EXERCISE REQUIREMENTS: Restate the entries below word for word, omitting nothing.

LISTED ENTRIES:
'''

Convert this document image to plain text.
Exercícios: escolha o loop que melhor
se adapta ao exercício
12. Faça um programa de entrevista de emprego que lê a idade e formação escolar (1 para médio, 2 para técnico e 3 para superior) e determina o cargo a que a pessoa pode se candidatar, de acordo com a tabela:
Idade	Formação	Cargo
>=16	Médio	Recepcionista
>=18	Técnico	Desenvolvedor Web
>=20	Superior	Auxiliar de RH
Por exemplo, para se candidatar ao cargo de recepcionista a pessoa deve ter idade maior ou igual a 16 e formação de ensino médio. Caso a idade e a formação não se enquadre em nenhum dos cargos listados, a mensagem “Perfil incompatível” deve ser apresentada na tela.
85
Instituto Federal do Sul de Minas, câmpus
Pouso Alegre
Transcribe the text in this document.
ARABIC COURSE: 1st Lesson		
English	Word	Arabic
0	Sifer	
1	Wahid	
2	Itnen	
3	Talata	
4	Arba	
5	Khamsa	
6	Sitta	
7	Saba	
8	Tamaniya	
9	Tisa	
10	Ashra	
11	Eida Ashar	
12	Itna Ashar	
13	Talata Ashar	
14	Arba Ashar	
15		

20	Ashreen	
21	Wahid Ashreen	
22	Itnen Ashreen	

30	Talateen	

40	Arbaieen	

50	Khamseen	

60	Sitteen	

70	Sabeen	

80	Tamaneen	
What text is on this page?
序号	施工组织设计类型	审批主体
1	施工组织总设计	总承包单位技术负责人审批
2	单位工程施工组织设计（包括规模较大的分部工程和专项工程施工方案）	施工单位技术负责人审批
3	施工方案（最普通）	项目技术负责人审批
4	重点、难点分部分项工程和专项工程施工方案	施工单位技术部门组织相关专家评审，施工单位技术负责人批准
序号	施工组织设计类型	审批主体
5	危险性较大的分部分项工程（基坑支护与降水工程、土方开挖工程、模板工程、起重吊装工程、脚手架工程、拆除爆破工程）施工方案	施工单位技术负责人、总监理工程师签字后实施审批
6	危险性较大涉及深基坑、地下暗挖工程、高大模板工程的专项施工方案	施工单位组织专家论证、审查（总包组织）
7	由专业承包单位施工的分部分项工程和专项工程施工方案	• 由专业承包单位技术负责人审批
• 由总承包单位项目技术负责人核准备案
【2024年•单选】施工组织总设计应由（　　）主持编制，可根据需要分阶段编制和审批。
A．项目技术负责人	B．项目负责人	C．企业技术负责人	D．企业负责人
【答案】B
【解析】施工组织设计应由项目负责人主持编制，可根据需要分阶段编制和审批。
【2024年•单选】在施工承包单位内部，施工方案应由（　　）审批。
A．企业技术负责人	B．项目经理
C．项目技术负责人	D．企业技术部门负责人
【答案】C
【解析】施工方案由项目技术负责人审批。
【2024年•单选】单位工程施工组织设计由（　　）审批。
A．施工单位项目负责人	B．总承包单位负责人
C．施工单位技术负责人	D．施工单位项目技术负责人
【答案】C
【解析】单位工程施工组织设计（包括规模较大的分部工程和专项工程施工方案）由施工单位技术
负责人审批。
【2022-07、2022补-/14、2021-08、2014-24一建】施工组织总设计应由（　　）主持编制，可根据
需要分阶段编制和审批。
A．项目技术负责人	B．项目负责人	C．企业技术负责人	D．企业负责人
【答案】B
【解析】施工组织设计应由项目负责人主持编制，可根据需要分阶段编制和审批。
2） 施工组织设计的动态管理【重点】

'''

FINAL RESULT:
Convert this document image to plain text.
Exercícios: escolha o loop que melhor
se adapta ao exercício
12. Faça um programa de entrevista de emprego que lê a idade e formação escolar (1 para médio, 2 para técnico e 3 para superior) e determina o cargo a que a pessoa pode se candidatar, de acordo com a tabela:
Idade	Formação	Cargo
>=16	Médio	Recepcionista
>=18	Técnico	Desenvolvedor Web
>=20	Superior	Auxiliar de RH
Por exemplo, para se candidatar ao cargo de recepcionista a pessoa deve ter idade maior ou igual a 16 e formação de ensino médio. Caso a idade e a formação não se enquadre em nenhum dos cargos listados, a mensagem “Perfil incompatível” deve ser apresentada na tela.
85
Instituto Federal do Sul de Minas, câmpus
Pouso Alegre
Transcribe the text in this document.
ARABIC COURSE: 1st Lesson		
English	Word	Arabic
0	Sifer	
1	Wahid	
2	Itnen	
3	Talata	
4	Arba	
5	Khamsa	
6	Sitta	
7	Saba	
8	Tamaniya	
9	Tisa	
10	Ashra	
11	Eida Ashar	
12	Itna Ashar	
13	Talata Ashar	
14	Arba Ashar	
15		

20	Ashreen	
21	Wahid Ashreen	
22	Itnen Ashreen	

30	Talateen	

40	Arbaieen	

50	Khamseen	

60	Sitteen	

70	Sabeen	

80	Tamaneen	
What text is on this page?
序号	施工组织设计类型	审批主体
1	施工组织总设计	总承包单位技术负责人审批
2	单位工程施工组织设计（包括规模较大的分部工程和专项工程施工方案）	施工单位技术负责人审批
3	施工方案（最普通）	项目技术负责人审批
4	重点、难点分部分项工程和专项工程施工方案	施工单位技术部门组织相关专家评审，施工单位技术负责人批准
序号	施工组织设计类型	审批主体
5	危险性较大的分部分项工程（基坑支护与降水工程、土方开挖工程、模板工程、起重吊装工程、脚手架工程、拆除爆破工程）施工方案	施工单位技术负责人、总监理工程师签字后实施审批
6	危险性较大涉及深基坑、地下暗挖工程、高大模板工程的专项施工方案	施工单位组织专家论证、审查（总包组织）
7	由专业承包单位施工的分部分项工程和专项工程施工方案	• 由专业承包单位技术负责人审批
• 由总承包单位项目技术负责人核准备案
【2024年•单选】施工组织总设计应由（　　）主持编制，可根据需要分阶段编制和审批。
A．项目技术负责人	B．项目负责人	C．企业技术负责人	D．企业负责人
【答案】B
【解析】施工组织设计应由项目负责人主持编制，可根据需要分阶段编制和审批。
【2024年•单选】在施工承包单位内部，施工方案应由（　　）审批。
A．企业技术负责人	B．项目经理
C．项目技术负责人	D．企业技术部门负责人
【答案】C
【解析】施工方案由项目技术负责人审批。
【2024年•单选】单位工程施工组织设计由（　　）审批。
A．施工单位项目负责人	B．总承包单位负责人
C．施工单位技术负责人	D．施工单位项目技术负责人
【答案】C
【解析】单位工程施工组织设计（包括规模较大的分部工程和专项工程施工方案）由施工单位技术
负责人审批。
【2022-07、2022补-/14、2021-08、2014-24一建】施工组织总设计应由（　　）主持编制，可根据
需要分阶段编制和审批。
A．项目技术负责人	B．项目负责人	C．企业技术负责人	D．企业负责人
【答案】B
【解析】施工组织设计应由项目负责人主持编制，可根据需要分阶段编制和审批。
2） 施工组织设计的动态管理【重点】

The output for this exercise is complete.